(Task prompt):
How many of the lines below hold the word "Lewis"? Answer only with the number.

--- START Provided information ---

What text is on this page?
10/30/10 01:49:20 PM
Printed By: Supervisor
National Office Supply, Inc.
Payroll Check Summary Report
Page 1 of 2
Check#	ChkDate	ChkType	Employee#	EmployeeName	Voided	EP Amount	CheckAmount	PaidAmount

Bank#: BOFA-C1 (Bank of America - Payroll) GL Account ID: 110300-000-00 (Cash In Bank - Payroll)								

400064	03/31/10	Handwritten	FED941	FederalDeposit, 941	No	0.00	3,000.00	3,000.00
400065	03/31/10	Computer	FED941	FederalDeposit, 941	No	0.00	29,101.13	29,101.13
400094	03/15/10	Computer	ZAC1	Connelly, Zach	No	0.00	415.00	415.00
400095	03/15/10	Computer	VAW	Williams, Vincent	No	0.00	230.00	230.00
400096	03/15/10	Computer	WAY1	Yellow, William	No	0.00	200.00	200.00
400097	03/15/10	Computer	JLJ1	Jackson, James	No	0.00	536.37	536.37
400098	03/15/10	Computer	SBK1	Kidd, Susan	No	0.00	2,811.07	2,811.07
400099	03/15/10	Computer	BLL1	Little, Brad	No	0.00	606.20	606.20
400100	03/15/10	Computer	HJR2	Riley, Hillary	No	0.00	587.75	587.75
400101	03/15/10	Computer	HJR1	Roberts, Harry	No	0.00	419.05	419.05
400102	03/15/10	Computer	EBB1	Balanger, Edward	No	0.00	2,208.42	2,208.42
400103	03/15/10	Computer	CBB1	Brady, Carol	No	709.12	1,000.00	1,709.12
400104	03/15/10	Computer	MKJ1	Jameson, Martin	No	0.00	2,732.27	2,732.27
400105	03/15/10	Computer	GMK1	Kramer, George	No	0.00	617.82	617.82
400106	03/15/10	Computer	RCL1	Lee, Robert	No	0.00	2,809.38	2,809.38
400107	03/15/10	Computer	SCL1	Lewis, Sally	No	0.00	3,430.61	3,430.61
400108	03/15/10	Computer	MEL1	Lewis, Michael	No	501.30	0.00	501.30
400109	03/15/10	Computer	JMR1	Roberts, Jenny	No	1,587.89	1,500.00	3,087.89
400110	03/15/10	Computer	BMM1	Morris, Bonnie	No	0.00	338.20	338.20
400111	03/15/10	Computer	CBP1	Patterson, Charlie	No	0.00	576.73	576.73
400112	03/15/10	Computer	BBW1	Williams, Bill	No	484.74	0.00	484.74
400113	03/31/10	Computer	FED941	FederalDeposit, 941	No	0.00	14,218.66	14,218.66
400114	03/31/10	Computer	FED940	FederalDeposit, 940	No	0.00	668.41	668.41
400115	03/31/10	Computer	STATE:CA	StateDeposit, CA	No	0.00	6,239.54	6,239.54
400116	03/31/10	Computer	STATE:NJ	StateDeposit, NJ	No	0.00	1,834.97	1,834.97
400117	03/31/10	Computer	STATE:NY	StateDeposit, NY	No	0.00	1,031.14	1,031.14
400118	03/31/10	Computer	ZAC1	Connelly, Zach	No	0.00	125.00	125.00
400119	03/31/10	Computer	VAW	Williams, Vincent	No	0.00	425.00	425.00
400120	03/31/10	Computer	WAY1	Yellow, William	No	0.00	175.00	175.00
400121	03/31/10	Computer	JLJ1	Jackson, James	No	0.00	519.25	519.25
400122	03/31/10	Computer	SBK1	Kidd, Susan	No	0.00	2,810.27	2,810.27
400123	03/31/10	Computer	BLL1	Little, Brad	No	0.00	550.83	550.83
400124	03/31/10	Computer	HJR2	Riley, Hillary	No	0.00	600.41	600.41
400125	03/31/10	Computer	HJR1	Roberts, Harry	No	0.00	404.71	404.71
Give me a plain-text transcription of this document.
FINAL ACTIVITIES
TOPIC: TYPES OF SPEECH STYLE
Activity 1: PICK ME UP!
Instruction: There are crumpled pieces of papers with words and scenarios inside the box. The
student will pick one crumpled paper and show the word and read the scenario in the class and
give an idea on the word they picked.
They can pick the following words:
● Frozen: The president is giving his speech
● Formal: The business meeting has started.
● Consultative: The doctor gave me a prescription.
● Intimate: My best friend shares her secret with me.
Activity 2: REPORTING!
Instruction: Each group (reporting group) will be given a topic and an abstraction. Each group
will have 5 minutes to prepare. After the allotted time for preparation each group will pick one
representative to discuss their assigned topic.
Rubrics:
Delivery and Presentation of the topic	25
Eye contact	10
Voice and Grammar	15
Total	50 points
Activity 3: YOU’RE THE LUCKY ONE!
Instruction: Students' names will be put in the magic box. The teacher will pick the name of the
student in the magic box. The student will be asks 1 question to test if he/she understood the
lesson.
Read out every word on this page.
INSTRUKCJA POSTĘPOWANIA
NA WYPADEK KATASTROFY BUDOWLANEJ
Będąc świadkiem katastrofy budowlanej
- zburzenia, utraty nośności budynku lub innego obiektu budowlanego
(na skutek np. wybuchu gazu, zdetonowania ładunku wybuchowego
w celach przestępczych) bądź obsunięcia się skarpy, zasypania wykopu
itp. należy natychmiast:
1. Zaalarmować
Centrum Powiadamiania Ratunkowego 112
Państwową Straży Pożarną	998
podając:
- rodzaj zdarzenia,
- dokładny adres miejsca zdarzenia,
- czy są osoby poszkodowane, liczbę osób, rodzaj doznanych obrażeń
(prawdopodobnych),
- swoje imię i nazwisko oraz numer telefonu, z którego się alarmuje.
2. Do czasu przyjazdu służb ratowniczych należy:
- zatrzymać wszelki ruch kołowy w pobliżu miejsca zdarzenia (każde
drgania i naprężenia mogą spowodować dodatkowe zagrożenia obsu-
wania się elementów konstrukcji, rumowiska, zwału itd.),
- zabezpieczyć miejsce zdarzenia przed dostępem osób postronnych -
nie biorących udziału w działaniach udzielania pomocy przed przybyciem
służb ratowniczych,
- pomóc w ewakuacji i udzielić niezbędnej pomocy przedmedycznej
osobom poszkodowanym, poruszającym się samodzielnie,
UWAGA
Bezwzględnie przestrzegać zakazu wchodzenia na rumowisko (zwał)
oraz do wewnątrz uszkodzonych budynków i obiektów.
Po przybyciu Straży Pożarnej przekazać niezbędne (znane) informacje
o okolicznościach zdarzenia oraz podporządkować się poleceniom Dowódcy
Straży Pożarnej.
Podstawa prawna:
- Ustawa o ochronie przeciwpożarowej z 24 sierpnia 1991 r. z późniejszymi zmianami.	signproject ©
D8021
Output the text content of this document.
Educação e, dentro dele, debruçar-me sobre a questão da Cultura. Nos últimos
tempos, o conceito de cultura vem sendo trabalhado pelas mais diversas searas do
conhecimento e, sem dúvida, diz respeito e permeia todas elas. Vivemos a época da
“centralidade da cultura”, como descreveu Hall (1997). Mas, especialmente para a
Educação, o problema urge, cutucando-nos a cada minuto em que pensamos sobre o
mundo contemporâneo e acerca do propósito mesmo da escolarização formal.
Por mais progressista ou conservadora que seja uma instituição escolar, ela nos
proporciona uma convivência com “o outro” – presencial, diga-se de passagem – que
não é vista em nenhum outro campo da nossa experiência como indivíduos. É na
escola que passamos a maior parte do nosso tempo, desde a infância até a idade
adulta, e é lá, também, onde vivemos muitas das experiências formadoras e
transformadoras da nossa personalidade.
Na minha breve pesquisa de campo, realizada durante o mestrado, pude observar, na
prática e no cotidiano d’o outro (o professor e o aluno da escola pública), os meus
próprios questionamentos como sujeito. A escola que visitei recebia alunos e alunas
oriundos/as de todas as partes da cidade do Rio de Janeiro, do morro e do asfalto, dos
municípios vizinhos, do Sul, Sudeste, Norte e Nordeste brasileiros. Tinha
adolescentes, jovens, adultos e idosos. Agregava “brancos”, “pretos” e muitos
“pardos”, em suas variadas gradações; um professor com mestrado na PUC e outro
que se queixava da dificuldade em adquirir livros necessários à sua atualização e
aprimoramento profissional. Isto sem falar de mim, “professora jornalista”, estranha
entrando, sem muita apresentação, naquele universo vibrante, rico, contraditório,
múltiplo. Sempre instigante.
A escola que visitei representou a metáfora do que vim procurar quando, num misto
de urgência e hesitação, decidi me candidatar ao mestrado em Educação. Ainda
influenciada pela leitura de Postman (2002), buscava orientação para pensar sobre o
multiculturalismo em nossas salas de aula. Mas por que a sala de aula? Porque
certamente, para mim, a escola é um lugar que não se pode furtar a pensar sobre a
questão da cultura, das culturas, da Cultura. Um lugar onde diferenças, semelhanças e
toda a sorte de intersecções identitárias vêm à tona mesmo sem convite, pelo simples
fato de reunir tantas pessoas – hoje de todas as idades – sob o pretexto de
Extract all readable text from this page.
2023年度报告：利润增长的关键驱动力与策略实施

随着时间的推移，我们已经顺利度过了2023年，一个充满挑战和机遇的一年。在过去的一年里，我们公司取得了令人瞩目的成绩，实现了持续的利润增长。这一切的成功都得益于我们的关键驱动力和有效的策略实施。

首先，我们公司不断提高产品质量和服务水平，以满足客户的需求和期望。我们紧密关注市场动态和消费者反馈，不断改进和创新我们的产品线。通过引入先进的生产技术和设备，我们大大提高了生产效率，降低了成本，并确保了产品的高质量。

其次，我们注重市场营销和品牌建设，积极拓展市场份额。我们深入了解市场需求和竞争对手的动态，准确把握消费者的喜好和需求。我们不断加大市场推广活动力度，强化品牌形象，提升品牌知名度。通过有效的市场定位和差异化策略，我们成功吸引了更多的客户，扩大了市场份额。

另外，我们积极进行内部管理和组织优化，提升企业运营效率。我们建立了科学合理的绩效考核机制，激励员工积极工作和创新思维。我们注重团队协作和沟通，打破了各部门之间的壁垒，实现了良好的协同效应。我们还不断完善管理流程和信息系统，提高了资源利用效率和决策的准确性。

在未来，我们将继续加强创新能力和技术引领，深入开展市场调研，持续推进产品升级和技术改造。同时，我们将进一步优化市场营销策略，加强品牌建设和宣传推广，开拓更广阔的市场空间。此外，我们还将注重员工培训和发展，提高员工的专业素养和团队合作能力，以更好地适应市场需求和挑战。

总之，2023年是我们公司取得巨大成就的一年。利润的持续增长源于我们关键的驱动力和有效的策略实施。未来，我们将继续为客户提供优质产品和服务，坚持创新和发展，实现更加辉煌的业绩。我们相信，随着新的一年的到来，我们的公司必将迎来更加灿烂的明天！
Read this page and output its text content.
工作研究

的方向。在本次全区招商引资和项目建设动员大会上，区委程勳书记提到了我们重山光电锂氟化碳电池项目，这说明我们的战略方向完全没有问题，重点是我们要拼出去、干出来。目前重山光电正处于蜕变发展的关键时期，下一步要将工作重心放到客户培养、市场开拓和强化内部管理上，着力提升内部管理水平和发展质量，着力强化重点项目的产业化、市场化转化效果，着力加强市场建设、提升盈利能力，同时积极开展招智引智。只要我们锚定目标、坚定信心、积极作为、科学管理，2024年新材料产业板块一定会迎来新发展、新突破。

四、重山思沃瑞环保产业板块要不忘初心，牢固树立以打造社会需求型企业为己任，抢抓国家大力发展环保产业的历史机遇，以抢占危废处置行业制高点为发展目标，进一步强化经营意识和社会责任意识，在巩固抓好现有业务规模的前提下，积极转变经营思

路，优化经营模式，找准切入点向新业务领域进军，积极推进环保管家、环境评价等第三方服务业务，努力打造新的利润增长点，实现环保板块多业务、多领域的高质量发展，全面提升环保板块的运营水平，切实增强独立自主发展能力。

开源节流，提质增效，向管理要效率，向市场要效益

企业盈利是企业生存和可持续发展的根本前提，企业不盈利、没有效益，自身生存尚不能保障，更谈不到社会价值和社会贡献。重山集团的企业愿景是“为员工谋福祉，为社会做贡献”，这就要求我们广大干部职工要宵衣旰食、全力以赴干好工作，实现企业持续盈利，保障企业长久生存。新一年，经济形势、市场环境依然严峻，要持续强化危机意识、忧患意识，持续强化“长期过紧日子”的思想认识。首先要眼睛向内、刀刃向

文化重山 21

--- END Provided information ---

(Task response):
2